4️⃣ Java serial collector:

The Serial GC is the simplest Java GC algorithm. It is the default collector on single-core 32-bit machines. […] The serial collector is a generational garbage collector that uses an evacuating, also known as mark and copy, collector for the young generation and a mark-sweep-compact (MSC) collector for the old generation. The young generation collector is called Serial, while the old generation collector is called Serial (MSC). However, the serial collector is impractical for most modern server-side applications. […] The parallel collector is the default garbage collector on 64-bit machines with two or more CPUs (up to Java 8). It is similar to serial collectors in that it is a generational collector, but it uses multiple threads to perform garbage collection. The parallel collector collects both the young and old generations using multiple threads. The parallel collector uses a mark-and-copy collector called ParallelScavenge for the young generation and a mark-sweep-compact collector called ParallelOld for the old generation collection, similar to the serial collector. However, the main difference is the use of multiple threads in the parallel collector. — Understanding JVM Garbage Collection — Part 6 (Serial and Parallel Collector) — A Bias For Action

The young generation consists of eden and two survivor spaces. Most objects are initially allocated in eden. One survivor space is empty at any time, and serves as the destination of any live objects in eden; the other survivor space is the destination during the next copying collection. Objects are copied between survivor spaces in this way until they are old enough to be tenured (copied to the tenured generation). — Generations (oracle.com)

*SUPPLIED DATA:*
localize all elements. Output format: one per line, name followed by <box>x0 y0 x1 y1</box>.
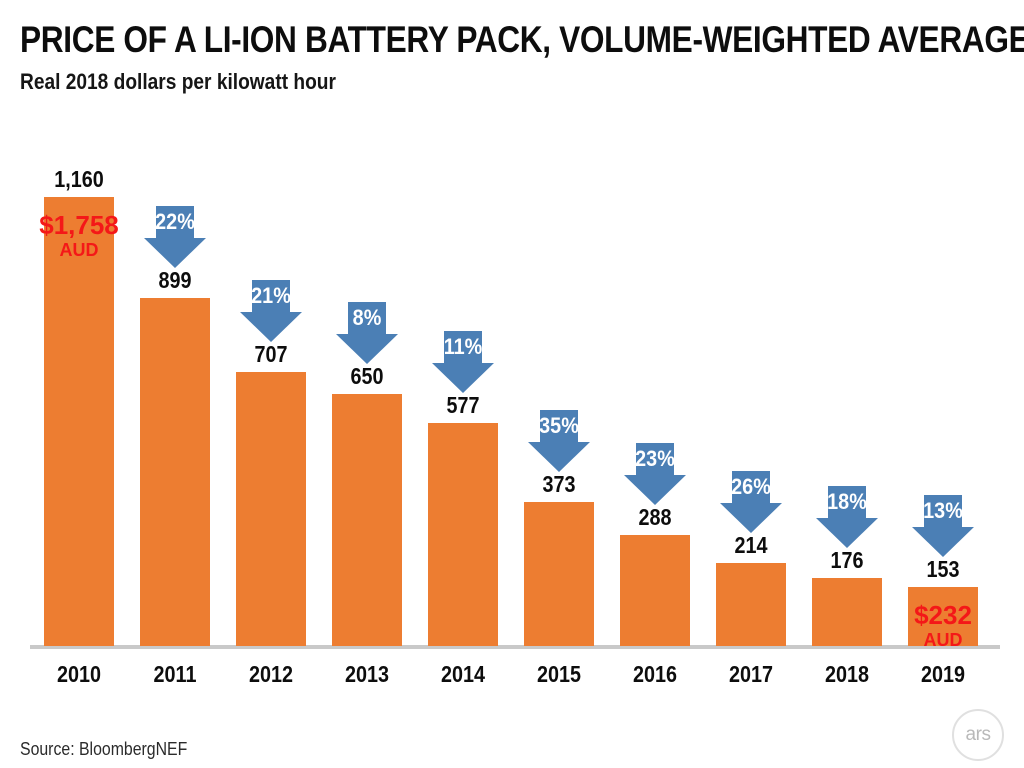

*TASK TO CARRY OUT:*
Return the part of the garbage collection text from "The young generation consists" to "generation). — Generations (oracle.com)", word for word.

*TASK SOLUTION:*
The young generation consists of eden and two survivor spaces. Most objects are initially allocated in eden. One survivor space is empty at any time, and serves as the destination of any live objects in eden; the other survivor space is the destination during the next copying collection. Objects are copied between survivor spaces in this way until they are old enough to be tenured (copied to the tenured generation). — Generations (oracle.com)